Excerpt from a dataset
#####

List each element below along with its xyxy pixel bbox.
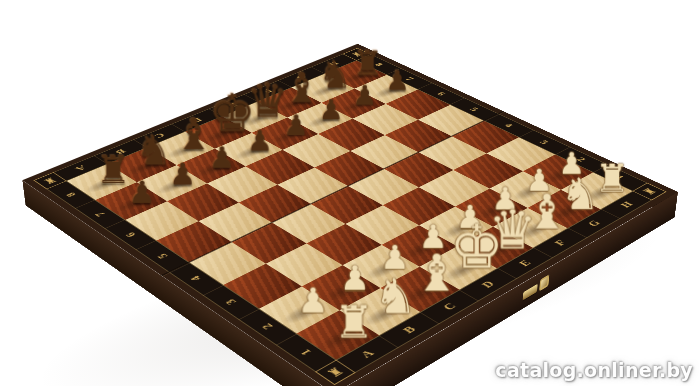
- watermark: catalog.onliner.by: [495, 359, 693, 381]
- piece-wR-a1[interactable]: ♜: [324, 300, 383, 345]
- clasp-plate: [522, 284, 537, 301]
- chess-set-photo: ABCDEFGH ABCDEFGH 87654321 87654321 ♜ ♜ …: [0, 0, 700, 386]
- piece-bP-a7[interactable]: ♟: [117, 177, 168, 208]
- clasp-hook: [539, 274, 549, 291]
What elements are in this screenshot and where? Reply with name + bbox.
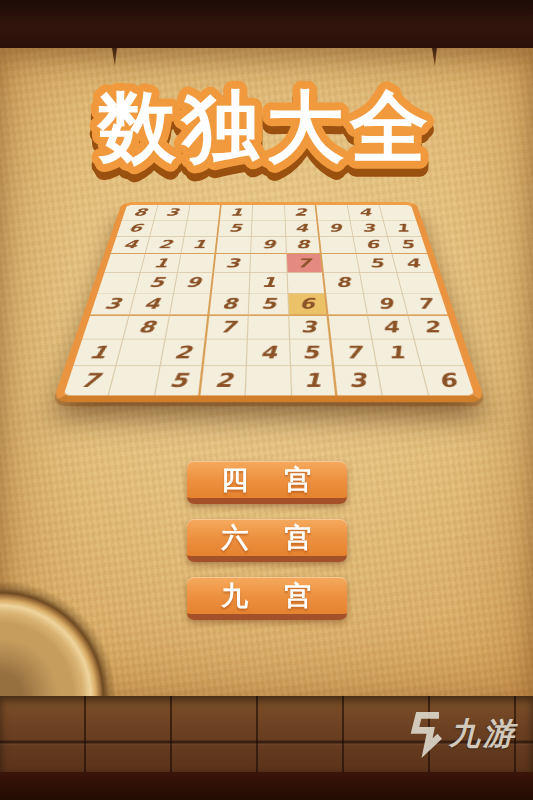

#####

### Directive
Turn every line of the items above into a numbered list, skipping blank lines. Leave the pictures out.

### Result of the task
1. List each element below along with its xyxy pixel bbox.
2. - watermark: catalog.onliner.by: [495, 359, 693, 381]
3. - piece-wR-a1[interactable]: ♜: [324, 300, 383, 345]
4. - clasp-plate: [522, 284, 537, 301]
5. - chess-set-photo: ABCDEFGH ABCDEFGH 87654321 87654321 ♜ ♜ …: [0, 0, 700, 386]
6. - piece-bP-a7[interactable]: ♟: [117, 177, 168, 208]
7. - clasp-hook: [539, 274, 549, 291]
8. What elements are in this screenshot and where? Reply with name + bbox.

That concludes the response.